→ **Instruction**
Convert everything from the line containing "Extract all elements" down to the line containing "sidebar-item-label: Plans: [60, 802, 106, 822]", both included, into a Markdown table with the columns Number and Line. Skip blank lines and leave any pictures out of the table.

>> Begin Data provided

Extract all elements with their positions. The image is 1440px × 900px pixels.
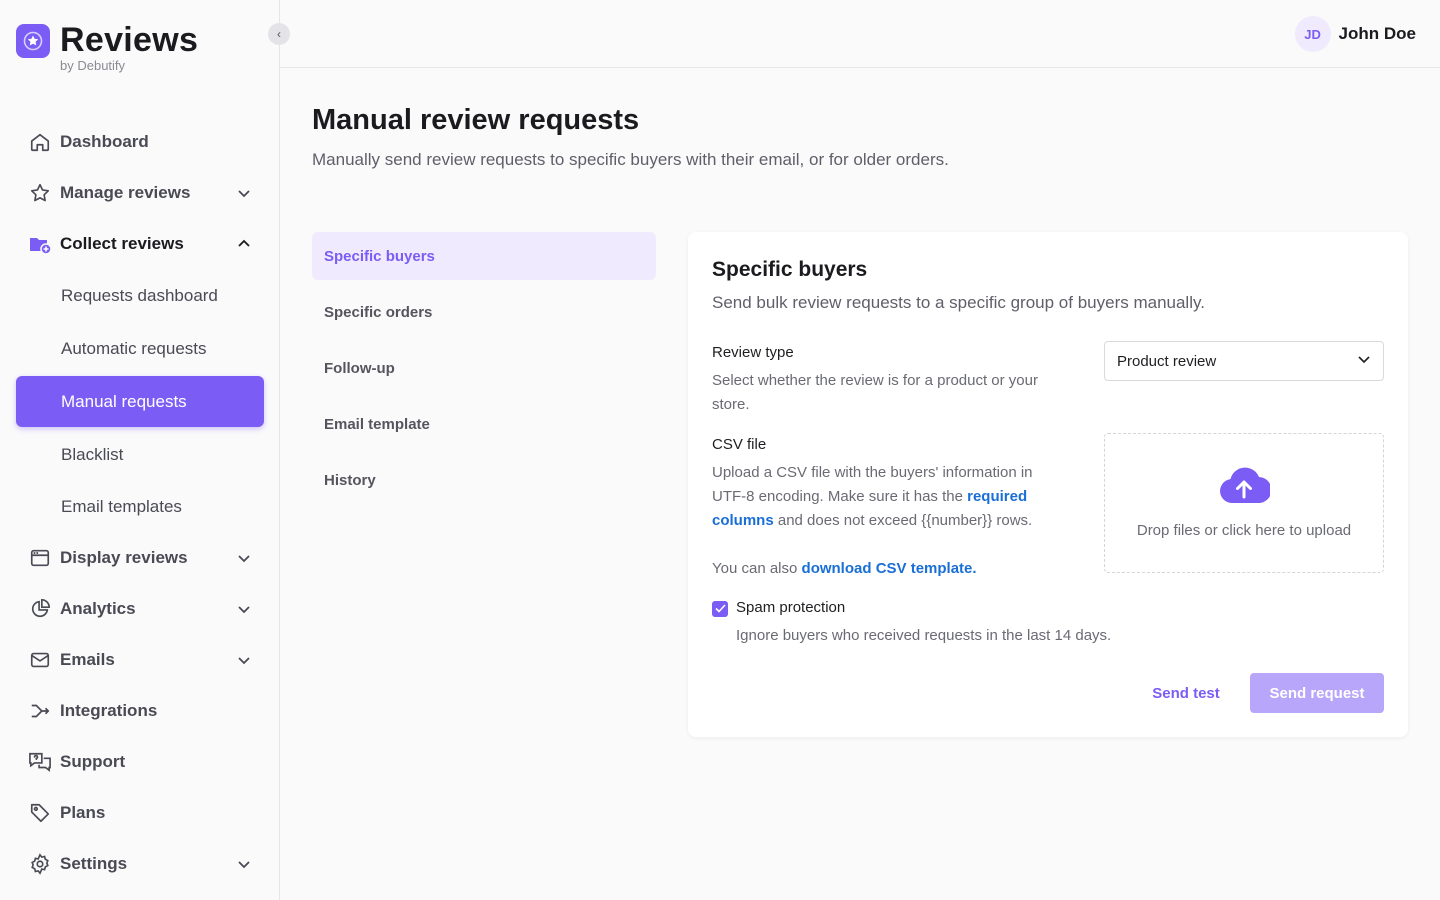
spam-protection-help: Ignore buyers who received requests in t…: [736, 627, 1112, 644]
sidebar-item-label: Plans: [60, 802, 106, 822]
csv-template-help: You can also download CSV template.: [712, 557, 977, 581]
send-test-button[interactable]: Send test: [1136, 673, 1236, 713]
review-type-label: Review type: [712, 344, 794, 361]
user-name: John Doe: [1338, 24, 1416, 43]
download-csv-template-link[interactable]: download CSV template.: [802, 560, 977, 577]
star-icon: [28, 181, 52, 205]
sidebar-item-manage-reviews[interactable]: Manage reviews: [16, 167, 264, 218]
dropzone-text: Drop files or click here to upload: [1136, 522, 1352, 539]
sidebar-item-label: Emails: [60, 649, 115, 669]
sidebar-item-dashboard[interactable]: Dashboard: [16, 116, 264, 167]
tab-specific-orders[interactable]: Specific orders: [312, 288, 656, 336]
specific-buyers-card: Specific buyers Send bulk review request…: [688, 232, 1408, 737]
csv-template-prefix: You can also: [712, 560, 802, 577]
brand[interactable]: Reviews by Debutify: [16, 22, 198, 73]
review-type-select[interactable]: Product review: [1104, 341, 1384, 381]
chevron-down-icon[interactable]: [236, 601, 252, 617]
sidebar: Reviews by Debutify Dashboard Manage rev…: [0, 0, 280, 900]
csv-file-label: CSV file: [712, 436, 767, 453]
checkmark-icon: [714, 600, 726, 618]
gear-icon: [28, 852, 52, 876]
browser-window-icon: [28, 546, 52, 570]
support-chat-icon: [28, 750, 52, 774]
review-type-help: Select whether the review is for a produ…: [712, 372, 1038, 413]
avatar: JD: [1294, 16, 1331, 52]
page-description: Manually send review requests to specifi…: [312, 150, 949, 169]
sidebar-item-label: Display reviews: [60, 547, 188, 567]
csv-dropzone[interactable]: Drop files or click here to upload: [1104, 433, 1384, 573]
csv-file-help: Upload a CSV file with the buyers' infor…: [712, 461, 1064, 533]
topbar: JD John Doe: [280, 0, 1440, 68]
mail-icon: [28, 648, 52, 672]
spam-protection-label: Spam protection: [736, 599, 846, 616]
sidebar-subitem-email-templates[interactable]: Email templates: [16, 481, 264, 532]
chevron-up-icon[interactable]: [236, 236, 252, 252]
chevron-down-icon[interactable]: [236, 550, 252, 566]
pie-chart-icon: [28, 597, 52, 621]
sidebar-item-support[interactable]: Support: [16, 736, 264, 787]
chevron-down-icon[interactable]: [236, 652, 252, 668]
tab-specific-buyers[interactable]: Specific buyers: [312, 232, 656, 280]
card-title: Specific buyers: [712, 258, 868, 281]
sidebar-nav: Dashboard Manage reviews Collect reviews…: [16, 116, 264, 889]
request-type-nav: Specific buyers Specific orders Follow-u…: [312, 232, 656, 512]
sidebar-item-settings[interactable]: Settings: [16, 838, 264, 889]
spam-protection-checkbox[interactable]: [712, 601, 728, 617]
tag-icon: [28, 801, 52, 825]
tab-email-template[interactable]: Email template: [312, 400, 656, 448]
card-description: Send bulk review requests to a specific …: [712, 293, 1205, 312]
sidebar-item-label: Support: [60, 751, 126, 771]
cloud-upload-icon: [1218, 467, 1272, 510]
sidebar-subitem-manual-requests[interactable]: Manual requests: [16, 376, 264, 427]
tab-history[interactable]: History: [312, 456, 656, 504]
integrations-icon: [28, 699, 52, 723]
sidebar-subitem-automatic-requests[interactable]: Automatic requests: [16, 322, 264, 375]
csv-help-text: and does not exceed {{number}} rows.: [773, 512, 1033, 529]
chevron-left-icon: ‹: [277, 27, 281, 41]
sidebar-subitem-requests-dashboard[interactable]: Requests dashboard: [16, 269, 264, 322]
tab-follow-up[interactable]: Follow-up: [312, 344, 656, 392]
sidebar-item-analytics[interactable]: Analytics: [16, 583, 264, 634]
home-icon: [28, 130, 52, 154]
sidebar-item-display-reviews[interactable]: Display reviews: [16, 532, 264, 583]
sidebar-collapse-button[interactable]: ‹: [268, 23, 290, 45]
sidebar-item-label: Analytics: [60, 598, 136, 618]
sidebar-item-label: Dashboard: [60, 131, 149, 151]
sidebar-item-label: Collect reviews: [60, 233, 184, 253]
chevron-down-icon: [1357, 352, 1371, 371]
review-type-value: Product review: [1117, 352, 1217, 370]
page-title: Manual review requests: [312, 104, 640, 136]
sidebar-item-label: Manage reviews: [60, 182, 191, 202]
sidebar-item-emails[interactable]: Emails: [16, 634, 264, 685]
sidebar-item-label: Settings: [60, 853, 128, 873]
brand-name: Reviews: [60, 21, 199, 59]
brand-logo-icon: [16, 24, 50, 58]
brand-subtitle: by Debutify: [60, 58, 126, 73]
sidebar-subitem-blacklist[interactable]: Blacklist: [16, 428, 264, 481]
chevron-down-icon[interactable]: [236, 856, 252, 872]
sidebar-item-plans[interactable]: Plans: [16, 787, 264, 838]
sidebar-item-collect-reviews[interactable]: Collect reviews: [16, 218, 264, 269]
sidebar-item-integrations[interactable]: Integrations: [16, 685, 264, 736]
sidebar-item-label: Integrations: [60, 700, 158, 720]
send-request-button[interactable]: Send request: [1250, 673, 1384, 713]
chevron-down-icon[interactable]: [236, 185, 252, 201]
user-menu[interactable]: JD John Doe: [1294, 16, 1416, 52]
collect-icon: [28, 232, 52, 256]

>> End Data provided
>> Begin Data provided

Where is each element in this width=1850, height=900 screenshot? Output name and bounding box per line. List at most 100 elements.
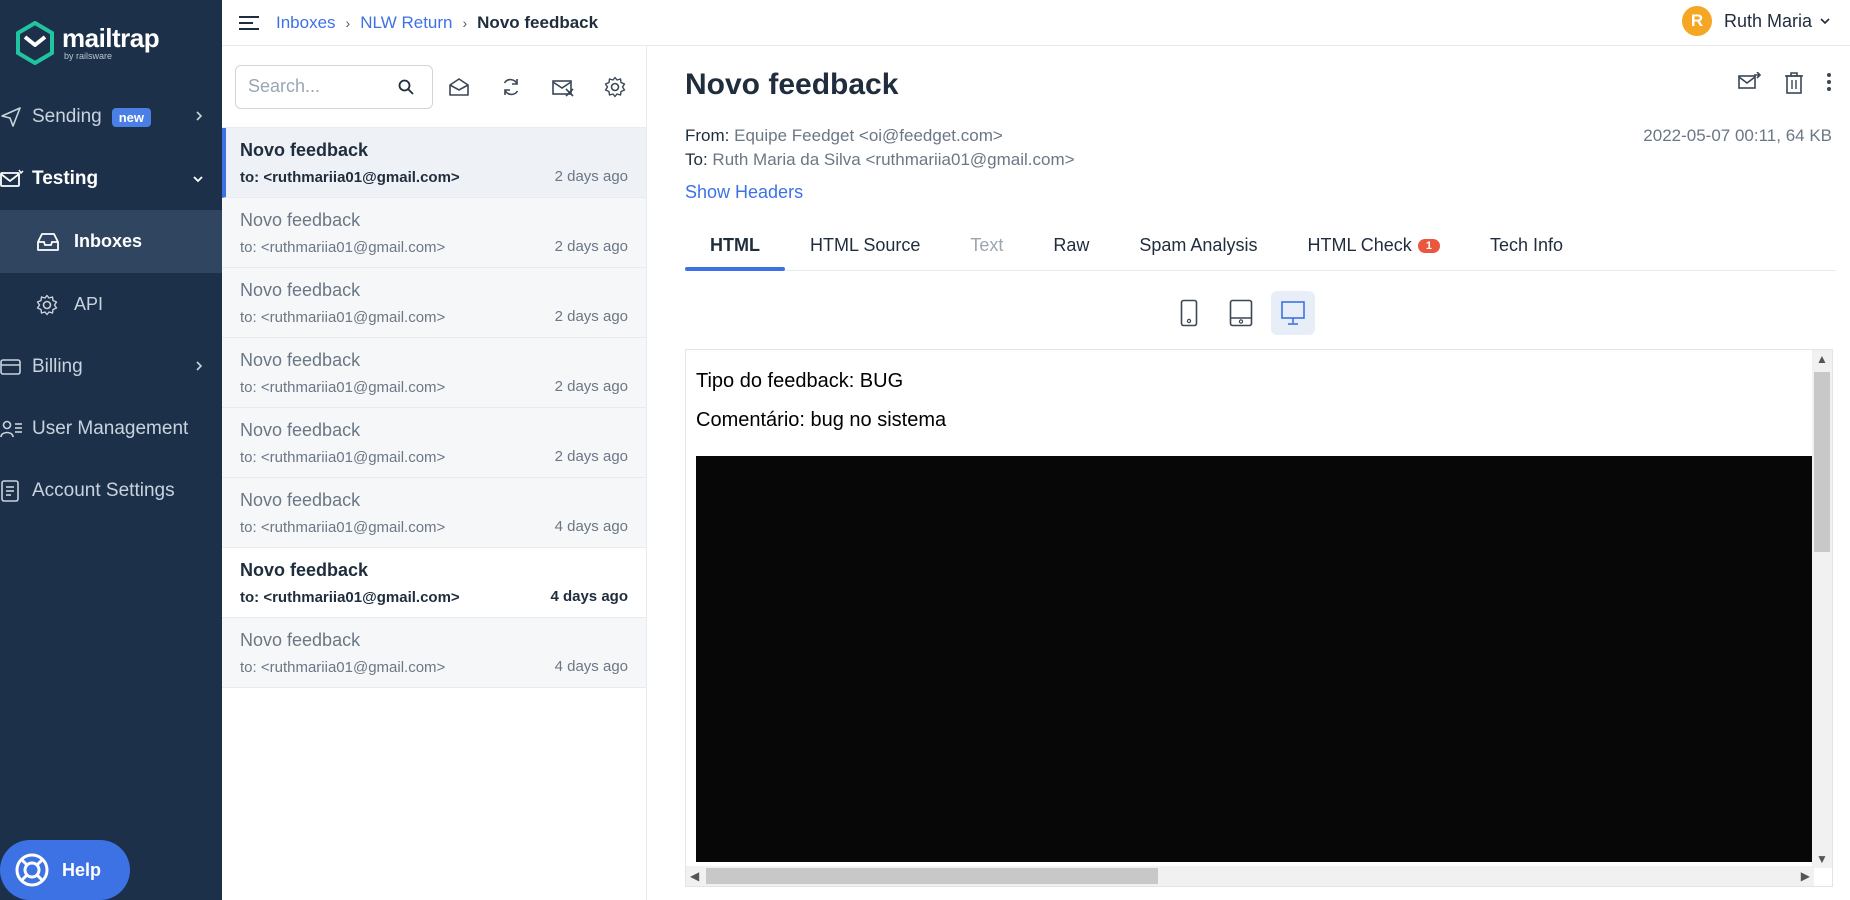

>> End Data provided

→ **Result**
| Number | Line |
|---|---|
| 1 | Extract all elements with their positions. The image is 1440px × 900px pixels. |
| 2 | spam-protection-help: Ignore buyers who received requests in t…: [736, 627, 1112, 644] |
| 3 | sidebar-item-label: Plans: [60, 802, 106, 822] |